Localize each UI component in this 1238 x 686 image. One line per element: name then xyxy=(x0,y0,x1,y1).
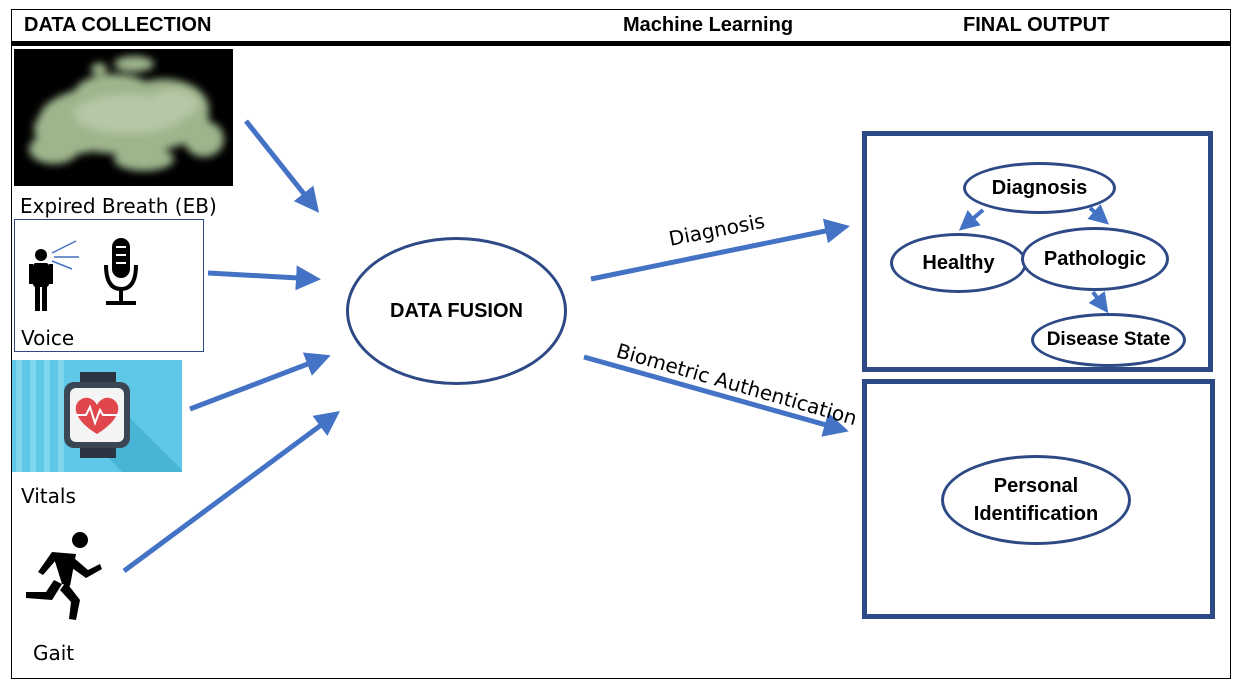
label-expired-breath: Expired Breath (EB) xyxy=(20,194,217,218)
data-fusion-node: DATA FUSION xyxy=(346,237,567,385)
arrow-breath-to-fusion xyxy=(244,119,320,213)
identification-output-box xyxy=(862,379,1215,619)
healthy-node: Healthy xyxy=(890,233,1027,293)
runner-icon xyxy=(26,532,102,620)
speaker-person-icon xyxy=(29,240,79,311)
smartwatch-heart-icon xyxy=(12,360,182,472)
expired-breath-image xyxy=(14,49,233,186)
arrow-gait-to-fusion xyxy=(122,411,341,574)
arrow-voice-to-fusion xyxy=(207,265,321,291)
arrow-pathologic-to-disease xyxy=(1088,290,1109,314)
microphone-icon xyxy=(104,238,138,305)
disease-state-node: Disease State xyxy=(1031,313,1186,367)
voice-panel xyxy=(14,219,204,352)
label-vitals: Vitals xyxy=(21,484,76,508)
healthy-label: Healthy xyxy=(922,251,995,274)
label-voice: Voice xyxy=(21,326,75,350)
arrow-fusion-to-diagnosis xyxy=(590,218,850,282)
pathologic-node: Pathologic xyxy=(1021,227,1169,291)
data-fusion-label: DATA FUSION xyxy=(390,299,523,322)
arrow-diagnosis-to-pathologic xyxy=(1087,203,1110,225)
arrow-vitals-to-fusion xyxy=(189,352,331,412)
arrow-diagnosis-to-healthy xyxy=(958,208,985,231)
label-gait: Gait xyxy=(33,641,75,665)
header-machine-learning: Machine Learning xyxy=(623,14,794,36)
diagram-frame xyxy=(11,9,1231,679)
personal-identification-node: Personal Identification xyxy=(941,455,1131,545)
diagnosis-output-box xyxy=(862,131,1213,372)
arrow-fusion-to-biometric xyxy=(583,354,849,437)
diagnosis-root-node: Diagnosis xyxy=(963,162,1116,214)
header-final-output: FINAL OUTPUT xyxy=(963,14,1110,36)
header-rule xyxy=(11,41,1231,46)
disease-state-label: Disease State xyxy=(1046,329,1171,350)
personal-identification-line1: Personal xyxy=(993,475,1079,497)
pathologic-label: Pathologic xyxy=(1043,247,1147,270)
header-data-collection: DATA COLLECTION xyxy=(24,14,212,36)
diagnosis-root-label: Diagnosis xyxy=(991,176,1088,199)
personal-identification-line2: Identification xyxy=(973,503,1099,525)
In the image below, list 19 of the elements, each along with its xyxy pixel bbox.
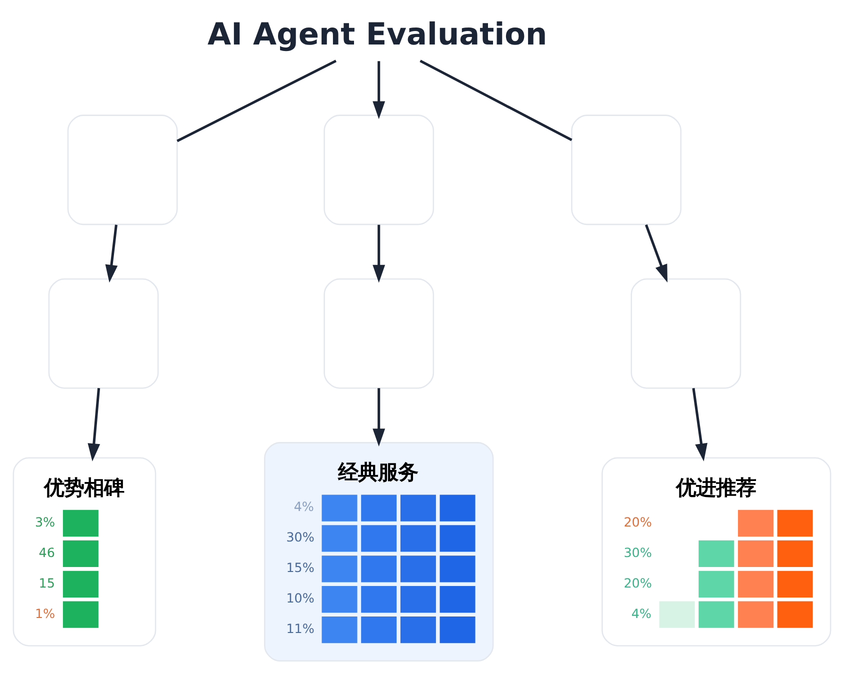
arrow bbox=[644, 224, 668, 282]
node-box: 优进推荐 20% 30% 20% 4% bbox=[602, 456, 832, 646]
connector bbox=[176, 59, 337, 142]
node-text: AI Agent Evaluation bbox=[208, 17, 548, 52]
arrow bbox=[88, 388, 100, 461]
arrow bbox=[372, 388, 386, 446]
node-box bbox=[571, 114, 682, 225]
node-box: 优势相碑 3% 46 15 1% bbox=[12, 456, 156, 646]
arrow bbox=[372, 60, 386, 119]
node-box bbox=[67, 114, 178, 225]
node-box bbox=[324, 114, 434, 225]
arrow bbox=[372, 224, 386, 282]
node-box bbox=[324, 278, 434, 388]
arrow bbox=[692, 387, 708, 461]
arrow bbox=[105, 224, 118, 282]
node-box bbox=[630, 278, 742, 388]
node-box: 经典服务 4% 30% 15% 10% 11% bbox=[264, 442, 494, 662]
node-box bbox=[48, 278, 159, 388]
connector bbox=[420, 59, 572, 141]
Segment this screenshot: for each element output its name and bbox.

» **GOAL OF THE EXERCISE**
Reproduce all of the entries above word for word, leaving out the pictures.

» **EXPECTED OUTPUT**
Localize each UI component in this 1238 x 686 image. One line per element: name then xyxy=(x0,y0,x1,y1).
label-expired-breath: Expired Breath (EB) xyxy=(20,194,217,218)
data-fusion-node: DATA FUSION xyxy=(346,237,567,385)
arrow-breath-to-fusion xyxy=(244,119,320,213)
identification-output-box xyxy=(862,379,1215,619)
healthy-node: Healthy xyxy=(890,233,1027,293)
runner-icon xyxy=(26,532,102,620)
speaker-person-icon xyxy=(29,240,79,311)
smartwatch-heart-icon xyxy=(12,360,182,472)
expired-breath-image xyxy=(14,49,233,186)
arrow-gait-to-fusion xyxy=(122,411,341,574)
arrow-voice-to-fusion xyxy=(207,265,321,291)
arrow-pathologic-to-disease xyxy=(1088,290,1109,314)
microphone-icon xyxy=(104,238,138,305)
disease-state-node: Disease State xyxy=(1031,313,1186,367)
voice-panel xyxy=(14,219,204,352)
label-vitals: Vitals xyxy=(21,484,76,508)
healthy-label: Healthy xyxy=(922,251,995,274)
label-voice: Voice xyxy=(21,326,75,350)
arrow-fusion-to-diagnosis xyxy=(590,218,850,282)
pathologic-node: Pathologic xyxy=(1021,227,1169,291)
data-fusion-label: DATA FUSION xyxy=(390,299,523,322)
arrow-diagnosis-to-pathologic xyxy=(1087,203,1110,225)
arrow-vitals-to-fusion xyxy=(189,352,331,412)
arrow-diagnosis-to-healthy xyxy=(958,208,985,231)
label-gait: Gait xyxy=(33,641,75,665)
header-machine-learning: Machine Learning xyxy=(623,14,794,36)
diagram-frame xyxy=(11,9,1231,679)
personal-identification-node: Personal Identification xyxy=(941,455,1131,545)
diagnosis-output-box xyxy=(862,131,1213,372)
arrow-fusion-to-biometric xyxy=(583,354,849,437)
diagnosis-root-node: Diagnosis xyxy=(963,162,1116,214)
header-final-output: FINAL OUTPUT xyxy=(963,14,1110,36)
header-rule xyxy=(11,41,1231,46)
disease-state-label: Disease State xyxy=(1046,329,1171,350)
personal-identification-line1: Personal xyxy=(993,475,1079,497)
pathologic-label: Pathologic xyxy=(1043,247,1147,270)
header-data-collection: DATA COLLECTION xyxy=(24,14,212,36)
diagnosis-root-label: Diagnosis xyxy=(991,176,1088,199)
personal-identification-line2: Identification xyxy=(973,503,1099,525)
In the image below, list 19 of the elements, each along with its xyxy pixel bbox.
arrow bbox=[644, 224, 668, 282]
node-box: 优进推荐 20% 30% 20% 4% bbox=[602, 456, 832, 646]
connector bbox=[176, 59, 337, 142]
node-text: AI Agent Evaluation bbox=[208, 17, 548, 52]
arrow bbox=[88, 388, 100, 461]
arrow bbox=[372, 388, 386, 446]
node-box bbox=[571, 114, 682, 225]
node-box: 优势相碑 3% 46 15 1% bbox=[12, 456, 156, 646]
arrow bbox=[372, 60, 386, 119]
node-box bbox=[67, 114, 178, 225]
node-box bbox=[324, 114, 434, 225]
arrow bbox=[372, 224, 386, 282]
node-box bbox=[324, 278, 434, 388]
arrow bbox=[692, 387, 708, 461]
arrow bbox=[105, 224, 118, 282]
node-box bbox=[630, 278, 742, 388]
node-box: 经典服务 4% 30% 15% 10% 11% bbox=[264, 442, 494, 662]
node-box bbox=[48, 278, 159, 388]
connector bbox=[420, 59, 572, 141]
Segment this screenshot: for each element output its name and bbox.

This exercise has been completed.